* BEGIN PROVIDED INFORMATION *

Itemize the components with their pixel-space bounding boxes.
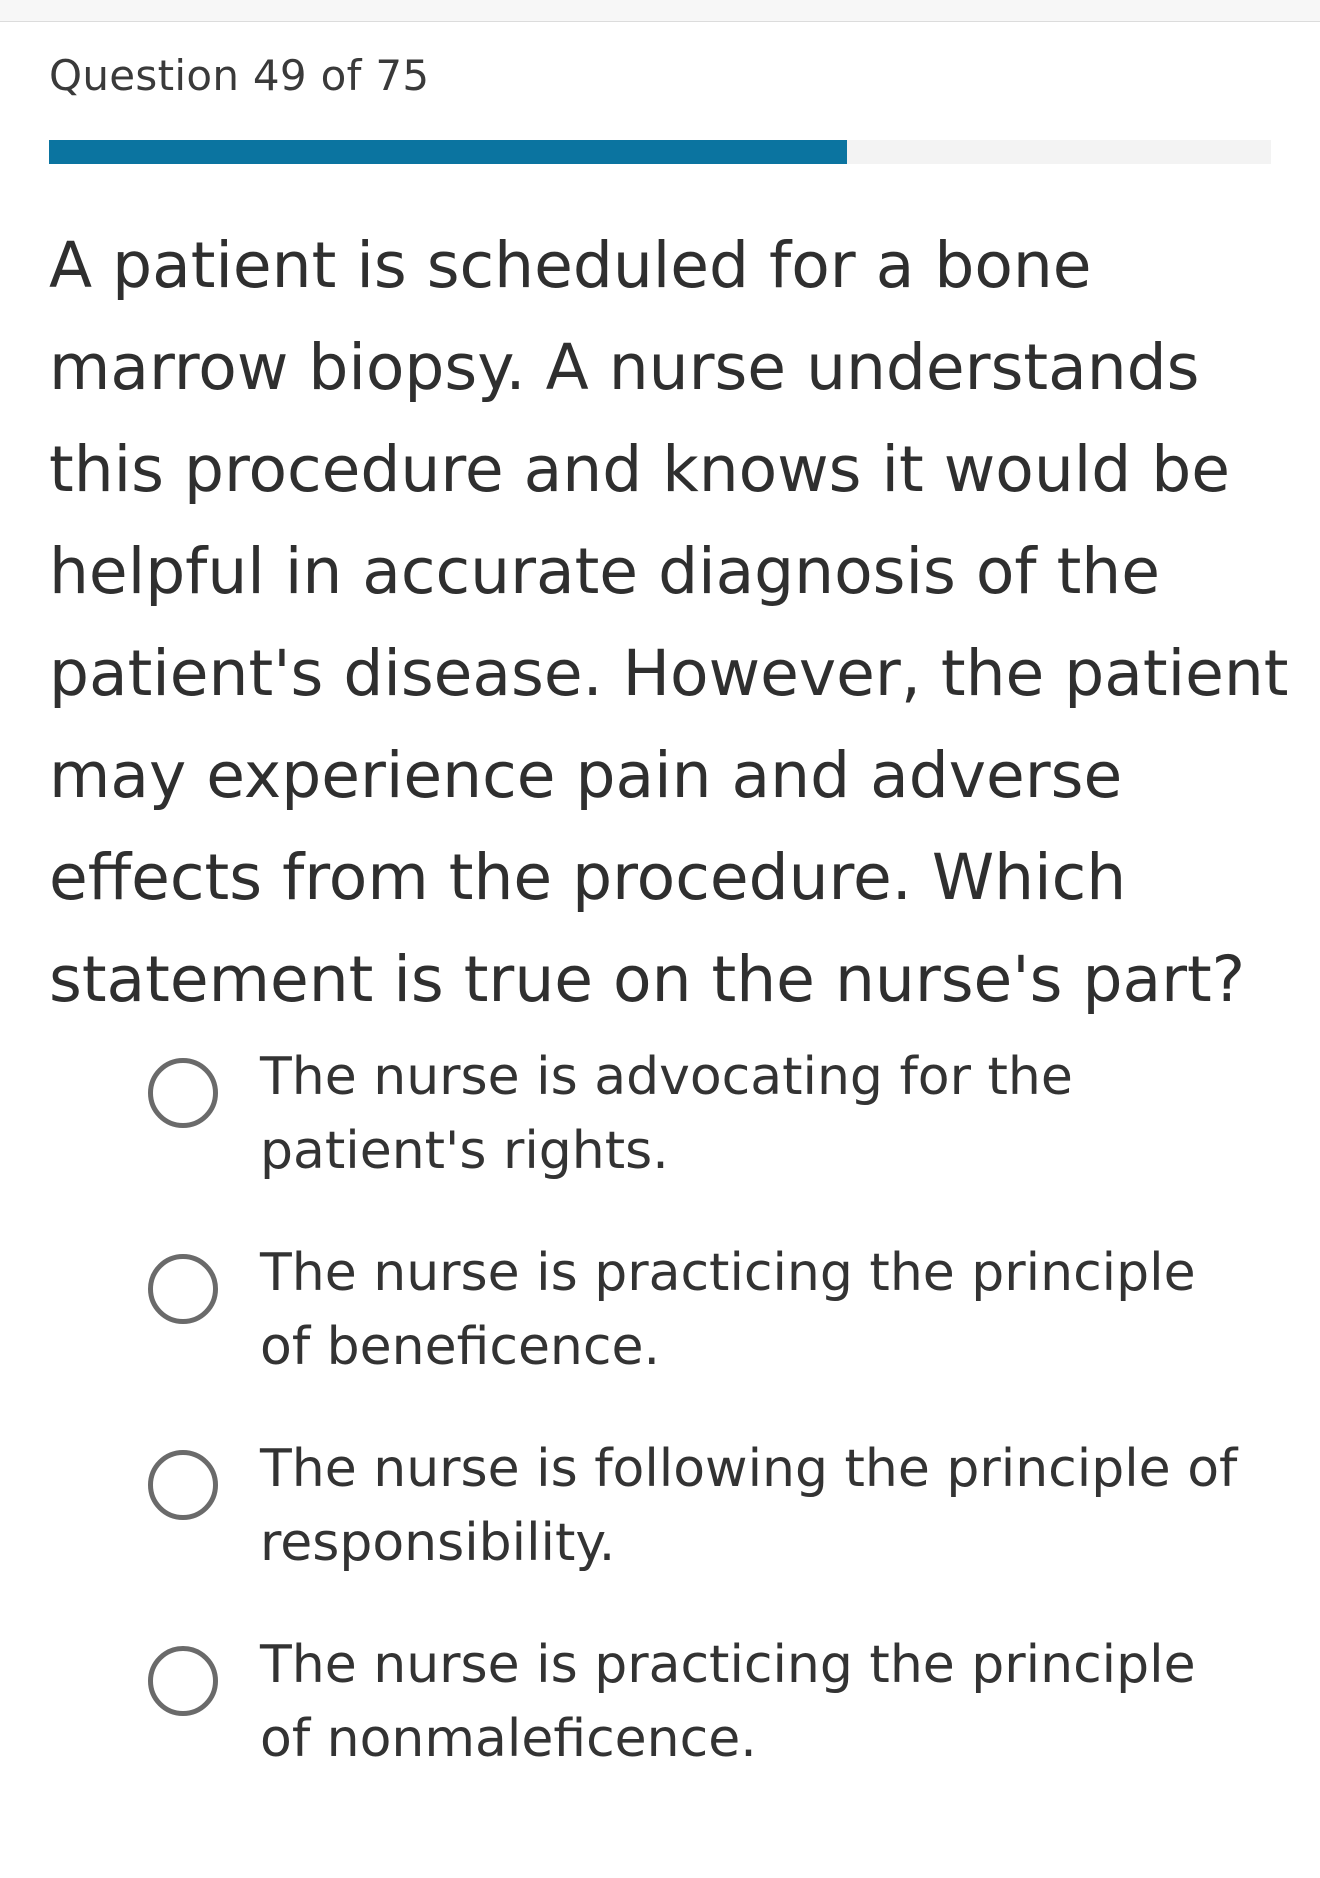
radio-button-icon[interactable] [148, 1450, 218, 1520]
question-counter: Question 49 of 75 [49, 51, 430, 100]
answer-label[interactable]: The nurse is practicing the principle of nonmaleficence. [260, 1635, 1196, 1769]
answer-option-4[interactable] [148, 1628, 1288, 1824]
answer-option-2[interactable] [148, 1236, 1288, 1432]
radio-button-icon[interactable] [148, 1254, 218, 1324]
answer-label[interactable]: The nurse is practicing the principle of beneficence. [260, 1243, 1196, 1377]
answer-option-1[interactable] [148, 1040, 1288, 1236]
question-text: A patient is scheduled for a bone marrow biopsy. A nurse understands this procedure and knows it would be helpful in accurate diagnosis of the patient's disease. However, the patient may experience pain and adverse effects from the procedure. Which statement is true on the nurse's part? [49, 229, 1289, 1016]
progress-bar [49, 140, 1271, 164]
answer-label[interactable]: The nurse is following the principle of responsibility. [260, 1439, 1238, 1573]
progress-bar-fill [49, 140, 847, 164]
answer-option-3[interactable] [148, 1432, 1288, 1628]
top-border [0, 0, 1320, 22]
radio-button-icon[interactable] [148, 1646, 218, 1716]
radio-button-icon[interactable] [148, 1058, 218, 1128]
answer-label[interactable]: The nurse is advocating for the patient's rights. [260, 1047, 1073, 1181]
answer-list [148, 1040, 1288, 1824]
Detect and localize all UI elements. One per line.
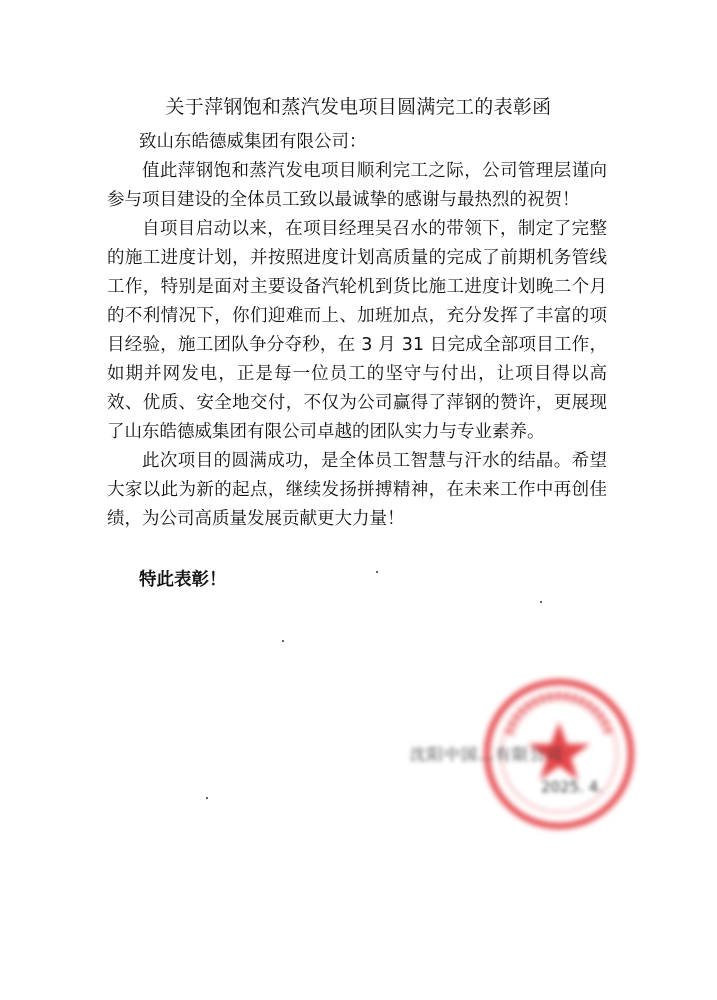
closing-line: 特此表彰！ [139,570,227,590]
speck-mark [540,601,542,603]
paragraph-3: 此次项目的圆满成功，是全体员工智慧与汗水的结晶。希望大家以此为新的起点，继续发扬拼搏精神，在未来工作中再创佳绩，为公司高质量发展贡献更大力量！ [107,451,607,529]
signature-date: 2025. 4. [541,778,604,796]
speck-mark [282,640,284,642]
speck-mark [376,571,378,573]
signature-company: 沈阳中国…有限公司 [410,745,564,764]
salutation: 致山东皓德威集团有限公司： [139,132,367,152]
paragraph-1: 值此萍钢饱和蒸汽发电项目顺利完工之际，公司管理层谨向参与项目建设的全体员工致以最诚挚的感谢与最热烈的祝贺！ [107,161,607,210]
document-title: 关于萍钢饱和蒸汽发电项目圆满完工的表彰函 [165,96,552,118]
letter-body [107,157,607,534]
paragraph-2: 自项目启动以来，在项目经理吴召水的带领下，制定了完整的施工进度计划，并按照进度计划高质量的完成了前期机务管线工作，特别是面对主要设备汽轮机到货比施工进度计划晚二个月的不利情况下，你们迎难而上、加班加点，充分发挥了丰富的项目经验，施工团队争分夺秒，在 3 月 31 日完成全部项目工作，如期并网发电，正是每一位员工的坚守与付出，让项目得以高效、优质、安全地交付，不仅为公司赢得了萍钢的赞许，更展现了山东皓德威集团有限公司卓越的团队实力与专业素养。 [107,219,607,442]
speck-mark [206,797,208,799]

* END PROVIDED INFORMATION *

EXERCISE INSTRUCTIONS:
Arrange the lines of the data above, from the line with "radio-button-icon[interactable] [148, 1450, 218, 1520]" to the line with "answer-option-1[interactable] [148, 1040, 1288, 1236]", as a JSON list of strings. Include both end lines, give one string per line, and leave out blank lines.

RESULT:
[
  "radio-button-icon[interactable] [148, 1450, 218, 1520]",
  "question-counter: Question 49 of 75 [49, 51, 430, 100]",
  "answer-label[interactable]: The nurse is practicing the principle of nonmaleficence. [260, 1635, 1196, 1769]",
  "answer-option-4[interactable] [148, 1628, 1288, 1824]",
  "answer-option-2[interactable] [148, 1236, 1288, 1432]",
  "radio-button-icon[interactable] [148, 1254, 218, 1324]",
  "answer-label[interactable]: The nurse is practicing the principle of beneficence. [260, 1243, 1196, 1377]",
  "answer-option-1[interactable] [148, 1040, 1288, 1236]"
]